## Problem
Write out the complete material exactly as it stands.

[Records from a collection]
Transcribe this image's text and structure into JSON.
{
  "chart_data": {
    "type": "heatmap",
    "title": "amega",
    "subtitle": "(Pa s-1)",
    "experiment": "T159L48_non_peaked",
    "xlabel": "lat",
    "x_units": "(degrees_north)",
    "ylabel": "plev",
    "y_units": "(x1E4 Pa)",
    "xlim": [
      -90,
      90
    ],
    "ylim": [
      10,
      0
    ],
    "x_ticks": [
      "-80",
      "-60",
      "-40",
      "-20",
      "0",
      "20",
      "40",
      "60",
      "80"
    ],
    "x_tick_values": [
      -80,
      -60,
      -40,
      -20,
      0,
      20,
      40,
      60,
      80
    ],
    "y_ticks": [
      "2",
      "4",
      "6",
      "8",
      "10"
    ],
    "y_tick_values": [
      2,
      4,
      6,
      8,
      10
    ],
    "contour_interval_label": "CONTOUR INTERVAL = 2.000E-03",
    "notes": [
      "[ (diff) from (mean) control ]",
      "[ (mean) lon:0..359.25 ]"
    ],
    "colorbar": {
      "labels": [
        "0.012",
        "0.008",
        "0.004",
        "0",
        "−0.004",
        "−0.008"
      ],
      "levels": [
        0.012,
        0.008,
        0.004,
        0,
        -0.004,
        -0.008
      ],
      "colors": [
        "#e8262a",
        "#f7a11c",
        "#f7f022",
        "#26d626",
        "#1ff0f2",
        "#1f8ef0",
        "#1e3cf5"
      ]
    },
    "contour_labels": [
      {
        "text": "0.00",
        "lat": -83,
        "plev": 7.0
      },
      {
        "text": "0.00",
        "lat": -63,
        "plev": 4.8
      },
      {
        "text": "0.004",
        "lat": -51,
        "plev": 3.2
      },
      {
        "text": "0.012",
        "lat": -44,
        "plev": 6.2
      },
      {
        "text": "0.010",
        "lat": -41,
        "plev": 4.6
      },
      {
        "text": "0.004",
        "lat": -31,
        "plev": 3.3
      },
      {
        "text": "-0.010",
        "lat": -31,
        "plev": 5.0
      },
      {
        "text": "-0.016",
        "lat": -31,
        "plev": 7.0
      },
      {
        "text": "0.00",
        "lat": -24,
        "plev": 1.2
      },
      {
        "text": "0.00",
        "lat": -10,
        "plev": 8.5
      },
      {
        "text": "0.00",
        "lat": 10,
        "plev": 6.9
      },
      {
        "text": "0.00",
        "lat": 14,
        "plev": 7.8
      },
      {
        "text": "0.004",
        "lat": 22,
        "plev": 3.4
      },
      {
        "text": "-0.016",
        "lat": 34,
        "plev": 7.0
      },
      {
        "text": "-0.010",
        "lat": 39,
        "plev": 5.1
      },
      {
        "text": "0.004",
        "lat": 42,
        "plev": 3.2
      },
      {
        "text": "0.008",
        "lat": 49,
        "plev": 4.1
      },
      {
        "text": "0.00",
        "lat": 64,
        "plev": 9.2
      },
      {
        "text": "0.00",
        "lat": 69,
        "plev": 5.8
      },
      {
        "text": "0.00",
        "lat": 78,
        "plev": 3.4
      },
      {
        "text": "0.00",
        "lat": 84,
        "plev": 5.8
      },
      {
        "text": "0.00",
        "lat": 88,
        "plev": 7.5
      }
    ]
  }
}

## Complete output
Transcribe this image's text and structure into JSON.
{
  "chart_data": {
    "type": "heatmap",
    "title": "amega",
    "subtitle": "(Pa s-1)",
    "experiment": "T159L48_non_peaked",
    "xlabel": "lat",
    "x_units": "(degrees_north)",
    "ylabel": "plev",
    "y_units": "(x1E4 Pa)",
    "xlim": [
      -90,
      90
    ],
    "ylim": [
      10,
      0
    ],
    "x_ticks": [
      "-80",
      "-60",
      "-40",
      "-20",
      "0",
      "20",
      "40",
      "60",
      "80"
    ],
    "x_tick_values": [
      -80,
      -60,
      -40,
      -20,
      0,
      20,
      40,
      60,
      80
    ],
    "y_ticks": [
      "2",
      "4",
      "6",
      "8",
      "10"
    ],
    "y_tick_values": [
      2,
      4,
      6,
      8,
      10
    ],
    "contour_interval_label": "CONTOUR INTERVAL = 2.000E-03",
    "notes": [
      "[ (diff) from (mean) control ]",
      "[ (mean) lon:0..359.25 ]"
    ],
    "colorbar": {
      "labels": [
        "0.012",
        "0.008",
        "0.004",
        "0",
        "−0.004",
        "−0.008"
      ],
      "levels": [
        0.012,
        0.008,
        0.004,
        0,
        -0.004,
        -0.008
      ],
      "colors": [
        "#e8262a",
        "#f7a11c",
        "#f7f022",
        "#26d626",
        "#1ff0f2",
        "#1f8ef0",
        "#1e3cf5"
      ]
    },
    "contour_labels": [
      {
        "text": "0.00",
        "lat": -83,
        "plev": 7.0
      },
      {
        "text": "0.00",
        "lat": -63,
        "plev": 4.8
      },
      {
        "text": "0.004",
        "lat": -51,
        "plev": 3.2
      },
      {
        "text": "0.012",
        "lat": -44,
        "plev": 6.2
      },
      {
        "text": "0.010",
        "lat": -41,
        "plev": 4.6
      },
      {
        "text": "0.004",
        "lat": -31,
        "plev": 3.3
      },
      {
        "text": "-0.010",
        "lat": -31,
        "plev": 5.0
      },
      {
        "text": "-0.016",
        "lat": -31,
        "plev": 7.0
      },
      {
        "text": "0.00",
        "lat": -24,
        "plev": 1.2
      },
      {
        "text": "0.00",
        "lat": -10,
        "plev": 8.5
      },
      {
        "text": "0.00",
        "lat": 10,
        "plev": 6.9
      },
      {
        "text": "0.00",
        "lat": 14,
        "plev": 7.8
      },
      {
        "text": "0.004",
        "lat": 22,
        "plev": 3.4
      },
      {
        "text": "-0.016",
        "lat": 34,
        "plev": 7.0
      },
      {
        "text": "-0.010",
        "lat": 39,
        "plev": 5.1
      },
      {
        "text": "0.004",
        "lat": 42,
        "plev": 3.2
      },
      {
        "text": "0.008",
        "lat": 49,
        "plev": 4.1
      },
      {
        "text": "0.00",
        "lat": 64,
        "plev": 9.2
      },
      {
        "text": "0.00",
        "lat": 69,
        "plev": 5.8
      },
      {
        "text": "0.00",
        "lat": 78,
        "plev": 3.4
      },
      {
        "text": "0.00",
        "lat": 84,
        "plev": 5.8
      },
      {
        "text": "0.00",
        "lat": 88,
        "plev": 7.5
      }
    ]
  }
}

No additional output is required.